◆ TASK INSTRUCTIONS ◆
Copy out the records in full, word for word, without pictures.

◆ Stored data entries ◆

————————

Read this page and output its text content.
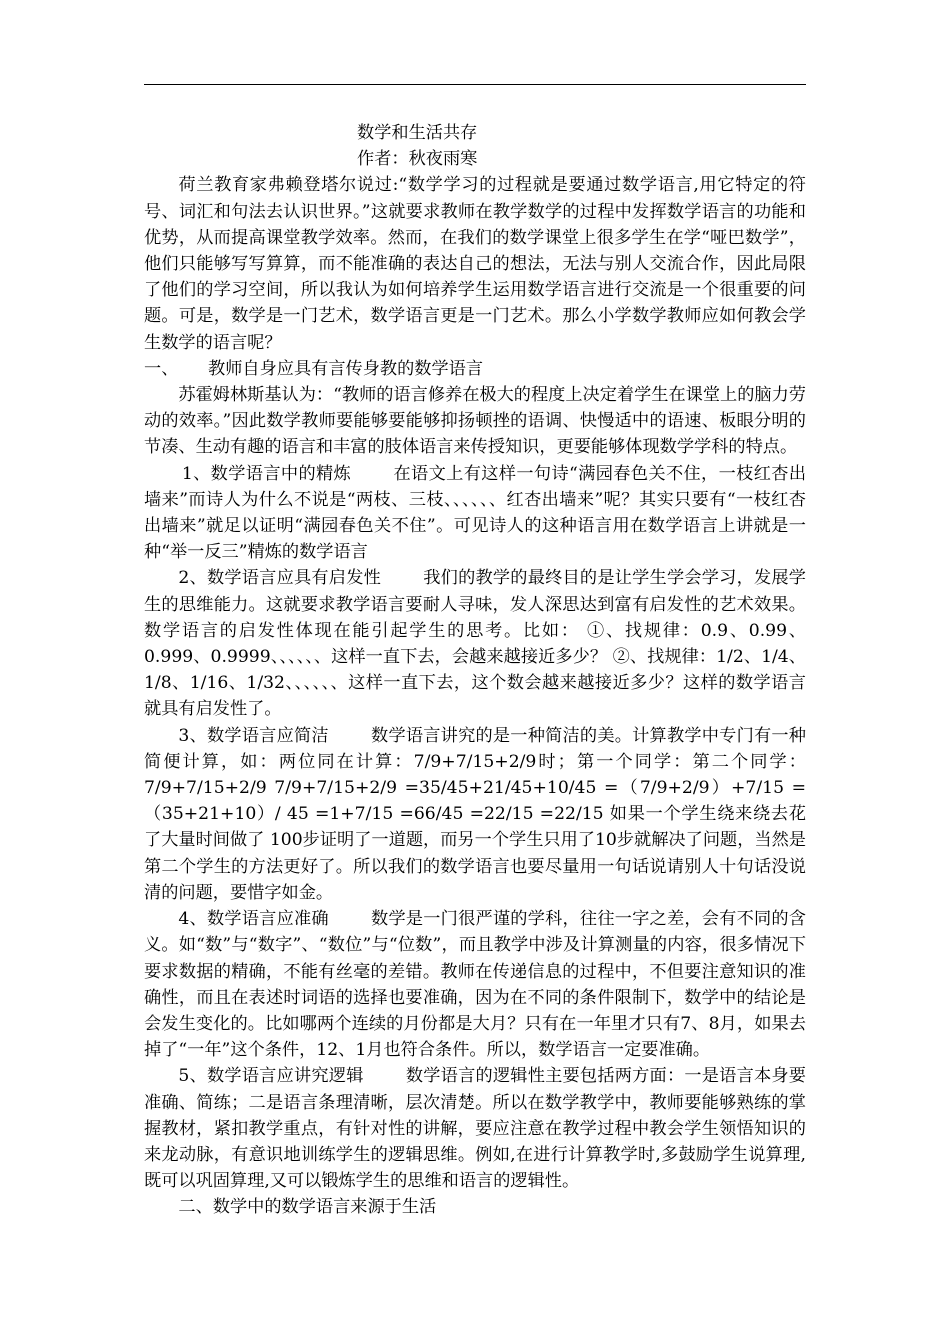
数学和生活共存

作者：秋夜雨寒

荷兰教育家弗赖登塔尔说过:“数学学习的过程就是要通过数学语言,用它特定的符号、词汇和句法去认识世界。”这就要求教师在教学数学的过程中发挥数学语言的功能和优势，从而提高课堂教学效率。然而，在我们的数学课堂上很多学生在学“哑巴数学”，他们只能够写写算算，而不能准确的表达自己的想法，无法与别人交流合作，因此局限了他们的学习空间，所以我认为如何培养学生运用数学语言进行交流是一个很重要的问题。可是，数学是一门艺术，数学语言更是一门艺术。那么小学数学教师应如何教会学生数学的语言呢？

一、 教师自身应具有言传身教的数学语言

苏霍姆林斯基认为：“教师的语言修养在极大的程度上决定着学生在课堂上的脑力劳动的效率。”因此数学教师要能够要能够抑扬顿挫的语调、快慢适中的语速、板眼分明的节凑、生动有趣的语言和丰富的肢体语言来传授知识，更要能够体现数学学科的特点。

1、数学语言中的精炼 在语文上有这样一句诗“满园春色关不住，一枝红杏出墙来”而诗人为什么不说是“两枝、三枝、、、、、、红杏出墙来”呢？其实只要有“一枝红杏出墙来”就足以证明“满园春色关不住”。可见诗人的这种语言用在数学语言上讲就是一种“举一反三”精炼的数学语言

2、数学语言应具有启发性 我们的教学的最终目的是让学生学会学习，发展学生的思维能力。这就要求教学语言要耐人寻味，发人深思达到富有启发性的艺术效果。数学语言的启发性体现在能引起学生的思考。比如： ①、找规律：0.9、0.99、0.999、0.9999、、、、、、这样一直下去，会越来越接近多少？ ②、找规律：1/2、1/4、1/8、1/16、1/32、、、、、、这样一直下去，这个数会越来越接近多少？这样的数学语言就具有启发性了。

3、数学语言应简洁 数学语言讲究的是一种简洁的美。计算教学中专门有一种简便计算，如：两位同在计算：7/9+7/15+2/9时；第一个同学：第二个同学：7/9+7/15+2/9 7/9+7/15+2/9 =35/45+21/45+10/45 =（7/9+2/9）+7/15 =（35+21+10）/ 45 =1+7/15 =66/45 =22/15 =22/15 如果一个学生绕来绕去花了大量时间做了 100步证明了一道题，而另一个学生只用了10步就解决了问题，当然是第二个学生的方法更好了。所以我们的数学语言也要尽量用一句话说请别人十句话没说清的问题，要惜字如金。

4、数学语言应准确 数学是一门很严谨的学科，往往一字之差，会有不同的含义。如“数”与“数字”、“数位”与“位数”，而且教学中涉及计算测量的内容，很多情况下要求数据的精确，不能有丝毫的差错。教师在传递信息的过程中，不但要注意知识的准确性，而且在表述时词语的选择也要准确，因为在不同的条件限制下，数学中的结论是会发生变化的。比如哪两个连续的月份都是大月？只有在一年里才只有7、8月，如果去掉了“一年”这个条件，12、1月也符合条件。所以，数学语言一定要准确。

5、数学语言应讲究逻辑 数学语言的逻辑性主要包括两方面：一是语言本身要准确、简练；二是语言条理清晰，层次清楚。所以在数学教学中，教师要能够熟练的掌握教材，紧扣教学重点，有针对性的讲解，要应注意在教学过程中教会学生领悟知识的来龙动脉，有意识地训练学生的逻辑思维。例如,在进行计算教学时,多鼓励学生说算理,既可以巩固算理,又可以锻炼学生的思维和语言的逻辑性。

二、数学中的数学语言来源于生活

————————

◆ FINAL ANSWER ◆
Read this page and output its text content.
数学和生活共存

作者：秋夜雨寒

荷兰教育家弗赖登塔尔说过:“数学学习的过程就是要通过数学语言,用它特定的符号、词汇和句法去认识世界。”这就要求教师在教学数学的过程中发挥数学语言的功能和优势，从而提高课堂教学效率。然而，在我们的数学课堂上很多学生在学“哑巴数学”，他们只能够写写算算，而不能准确的表达自己的想法，无法与别人交流合作，因此局限了他们的学习空间，所以我认为如何培养学生运用数学语言进行交流是一个很重要的问题。可是，数学是一门艺术，数学语言更是一门艺术。那么小学数学教师应如何教会学生数学的语言呢？

一、 教师自身应具有言传身教的数学语言

苏霍姆林斯基认为：“教师的语言修养在极大的程度上决定着学生在课堂上的脑力劳动的效率。”因此数学教师要能够要能够抑扬顿挫的语调、快慢适中的语速、板眼分明的节凑、生动有趣的语言和丰富的肢体语言来传授知识，更要能够体现数学学科的特点。

1、数学语言中的精炼 在语文上有这样一句诗“满园春色关不住，一枝红杏出墙来”而诗人为什么不说是“两枝、三枝、、、、、、红杏出墙来”呢？其实只要有“一枝红杏出墙来”就足以证明“满园春色关不住”。可见诗人的这种语言用在数学语言上讲就是一种“举一反三”精炼的数学语言

2、数学语言应具有启发性 我们的教学的最终目的是让学生学会学习，发展学生的思维能力。这就要求教学语言要耐人寻味，发人深思达到富有启发性的艺术效果。数学语言的启发性体现在能引起学生的思考。比如： ①、找规律：0.9、0.99、0.999、0.9999、、、、、、这样一直下去，会越来越接近多少？ ②、找规律：1/2、1/4、1/8、1/16、1/32、、、、、、这样一直下去，这个数会越来越接近多少？这样的数学语言就具有启发性了。

3、数学语言应简洁 数学语言讲究的是一种简洁的美。计算教学中专门有一种简便计算，如：两位同在计算：7/9+7/15+2/9时；第一个同学：第二个同学：7/9+7/15+2/9 7/9+7/15+2/9 =35/45+21/45+10/45 =（7/9+2/9）+7/15 =（35+21+10）/ 45 =1+7/15 =66/45 =22/15 =22/15 如果一个学生绕来绕去花了大量时间做了 100步证明了一道题，而另一个学生只用了10步就解决了问题，当然是第二个学生的方法更好了。所以我们的数学语言也要尽量用一句话说请别人十句话没说清的问题，要惜字如金。

4、数学语言应准确 数学是一门很严谨的学科，往往一字之差，会有不同的含义。如“数”与“数字”、“数位”与“位数”，而且教学中涉及计算测量的内容，很多情况下要求数据的精确，不能有丝毫的差错。教师在传递信息的过程中，不但要注意知识的准确性，而且在表述时词语的选择也要准确，因为在不同的条件限制下，数学中的结论是会发生变化的。比如哪两个连续的月份都是大月？只有在一年里才只有7、8月，如果去掉了“一年”这个条件，12、1月也符合条件。所以，数学语言一定要准确。

5、数学语言应讲究逻辑 数学语言的逻辑性主要包括两方面：一是语言本身要准确、简练；二是语言条理清晰，层次清楚。所以在数学教学中，教师要能够熟练的掌握教材，紧扣教学重点，有针对性的讲解，要应注意在教学过程中教会学生领悟知识的来龙动脉，有意识地训练学生的逻辑思维。例如,在进行计算教学时,多鼓励学生说算理,既可以巩固算理,又可以锻炼学生的思维和语言的逻辑性。

二、数学中的数学语言来源于生活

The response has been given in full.